State the number of lines, and only that number, in which the word "fulopcatherine" appears.

Given records ::
☆ ☆ ☆

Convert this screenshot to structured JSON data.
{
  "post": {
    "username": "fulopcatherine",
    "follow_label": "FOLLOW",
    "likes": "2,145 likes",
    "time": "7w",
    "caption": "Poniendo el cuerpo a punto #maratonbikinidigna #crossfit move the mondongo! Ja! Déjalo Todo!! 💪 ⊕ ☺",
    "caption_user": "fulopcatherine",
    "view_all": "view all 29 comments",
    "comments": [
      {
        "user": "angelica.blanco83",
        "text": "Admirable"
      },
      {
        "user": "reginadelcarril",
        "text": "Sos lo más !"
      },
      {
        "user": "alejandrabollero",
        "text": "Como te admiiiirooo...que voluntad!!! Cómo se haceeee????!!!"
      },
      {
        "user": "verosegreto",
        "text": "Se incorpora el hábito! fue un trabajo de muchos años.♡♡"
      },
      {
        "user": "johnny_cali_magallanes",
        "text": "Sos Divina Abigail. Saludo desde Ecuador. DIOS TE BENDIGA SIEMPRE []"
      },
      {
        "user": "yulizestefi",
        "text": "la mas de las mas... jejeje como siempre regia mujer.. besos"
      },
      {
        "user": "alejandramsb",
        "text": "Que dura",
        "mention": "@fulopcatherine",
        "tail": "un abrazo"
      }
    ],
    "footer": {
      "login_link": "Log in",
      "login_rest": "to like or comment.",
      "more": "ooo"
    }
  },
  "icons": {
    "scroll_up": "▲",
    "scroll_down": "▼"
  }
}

☆ ☆ ☆

Solution ::
3